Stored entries
..............................

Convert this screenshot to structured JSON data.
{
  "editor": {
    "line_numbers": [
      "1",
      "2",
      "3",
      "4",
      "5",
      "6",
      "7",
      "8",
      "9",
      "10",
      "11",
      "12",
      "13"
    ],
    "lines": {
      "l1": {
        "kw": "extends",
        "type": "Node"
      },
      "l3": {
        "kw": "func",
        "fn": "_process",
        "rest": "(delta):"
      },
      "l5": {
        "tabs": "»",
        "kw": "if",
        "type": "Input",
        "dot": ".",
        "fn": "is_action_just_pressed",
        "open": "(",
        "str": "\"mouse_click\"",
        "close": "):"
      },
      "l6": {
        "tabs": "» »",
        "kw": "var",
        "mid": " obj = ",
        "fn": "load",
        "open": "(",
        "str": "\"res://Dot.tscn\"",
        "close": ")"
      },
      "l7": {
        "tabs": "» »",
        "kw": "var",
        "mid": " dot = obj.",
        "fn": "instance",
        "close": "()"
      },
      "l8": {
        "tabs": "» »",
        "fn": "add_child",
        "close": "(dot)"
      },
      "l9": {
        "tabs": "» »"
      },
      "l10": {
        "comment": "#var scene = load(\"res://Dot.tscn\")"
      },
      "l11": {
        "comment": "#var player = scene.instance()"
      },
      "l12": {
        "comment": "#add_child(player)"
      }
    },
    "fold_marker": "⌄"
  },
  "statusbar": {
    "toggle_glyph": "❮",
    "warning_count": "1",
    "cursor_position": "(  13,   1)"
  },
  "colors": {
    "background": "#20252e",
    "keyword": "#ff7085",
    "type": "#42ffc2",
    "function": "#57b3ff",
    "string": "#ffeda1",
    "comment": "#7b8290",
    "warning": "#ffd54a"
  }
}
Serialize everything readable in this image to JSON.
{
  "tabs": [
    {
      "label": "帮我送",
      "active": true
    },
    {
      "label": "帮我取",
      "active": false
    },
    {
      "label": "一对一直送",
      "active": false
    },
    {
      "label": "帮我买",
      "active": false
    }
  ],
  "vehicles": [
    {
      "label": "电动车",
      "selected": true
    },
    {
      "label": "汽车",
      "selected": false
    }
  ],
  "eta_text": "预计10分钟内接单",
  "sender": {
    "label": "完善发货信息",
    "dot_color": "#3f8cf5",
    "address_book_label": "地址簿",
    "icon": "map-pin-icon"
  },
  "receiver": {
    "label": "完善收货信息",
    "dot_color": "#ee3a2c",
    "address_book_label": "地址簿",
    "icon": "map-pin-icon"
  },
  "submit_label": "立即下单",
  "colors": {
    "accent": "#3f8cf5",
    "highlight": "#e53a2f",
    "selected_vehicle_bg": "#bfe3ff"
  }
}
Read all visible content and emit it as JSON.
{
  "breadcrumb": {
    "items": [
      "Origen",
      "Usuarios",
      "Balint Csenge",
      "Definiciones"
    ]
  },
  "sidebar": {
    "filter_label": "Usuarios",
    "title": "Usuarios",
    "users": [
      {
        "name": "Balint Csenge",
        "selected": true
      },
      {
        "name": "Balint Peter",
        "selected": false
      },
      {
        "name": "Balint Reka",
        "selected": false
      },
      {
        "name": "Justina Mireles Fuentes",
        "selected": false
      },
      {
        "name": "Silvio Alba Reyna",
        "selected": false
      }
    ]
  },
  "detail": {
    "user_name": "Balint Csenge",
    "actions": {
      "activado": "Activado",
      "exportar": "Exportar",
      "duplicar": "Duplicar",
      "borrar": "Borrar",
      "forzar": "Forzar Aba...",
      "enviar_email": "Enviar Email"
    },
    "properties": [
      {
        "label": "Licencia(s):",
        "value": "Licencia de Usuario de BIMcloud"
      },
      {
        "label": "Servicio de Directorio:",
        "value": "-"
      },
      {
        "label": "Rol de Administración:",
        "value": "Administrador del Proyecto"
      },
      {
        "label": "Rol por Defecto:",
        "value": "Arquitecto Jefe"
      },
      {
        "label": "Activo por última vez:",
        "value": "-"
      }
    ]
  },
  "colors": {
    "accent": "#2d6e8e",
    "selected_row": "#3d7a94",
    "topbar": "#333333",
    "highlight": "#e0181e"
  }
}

..............................

— WHAT YOU SHOULD DO —
Only the lines from the one containing "Read all visible content and emit it as JSON." through the end of the material should be reproduced, exactly, with both ends included.

— THE COMPLETED TASK —
Read all visible content and emit it as JSON.
{
  "breadcrumb": {
    "items": [
      "Origen",
      "Usuarios",
      "Balint Csenge",
      "Definiciones"
    ]
  },
  "sidebar": {
    "filter_label": "Usuarios",
    "title": "Usuarios",
    "users": [
      {
        "name": "Balint Csenge",
        "selected": true
      },
      {
        "name": "Balint Peter",
        "selected": false
      },
      {
        "name": "Balint Reka",
        "selected": false
      },
      {
        "name": "Justina Mireles Fuentes",
        "selected": false
      },
      {
        "name": "Silvio Alba Reyna",
        "selected": false
      }
    ]
  },
  "detail": {
    "user_name": "Balint Csenge",
    "actions": {
      "activado": "Activado",
      "exportar": "Exportar",
      "duplicar": "Duplicar",
      "borrar": "Borrar",
      "forzar": "Forzar Aba...",
      "enviar_email": "Enviar Email"
    },
    "properties": [
      {
        "label": "Licencia(s):",
        "value": "Licencia de Usuario de BIMcloud"
      },
      {
        "label": "Servicio de Directorio:",
        "value": "-"
      },
      {
        "label": "Rol de Administración:",
        "value": "Administrador del Proyecto"
      },
      {
        "label": "Rol por Defecto:",
        "value": "Arquitecto Jefe"
      },
      {
        "label": "Activo por última vez:",
        "value": "-"
      }
    ]
  },
  "colors": {
    "accent": "#2d6e8e",
    "selected_row": "#3d7a94",
    "topbar": "#333333",
    "highlight": "#e0181e"
  }
}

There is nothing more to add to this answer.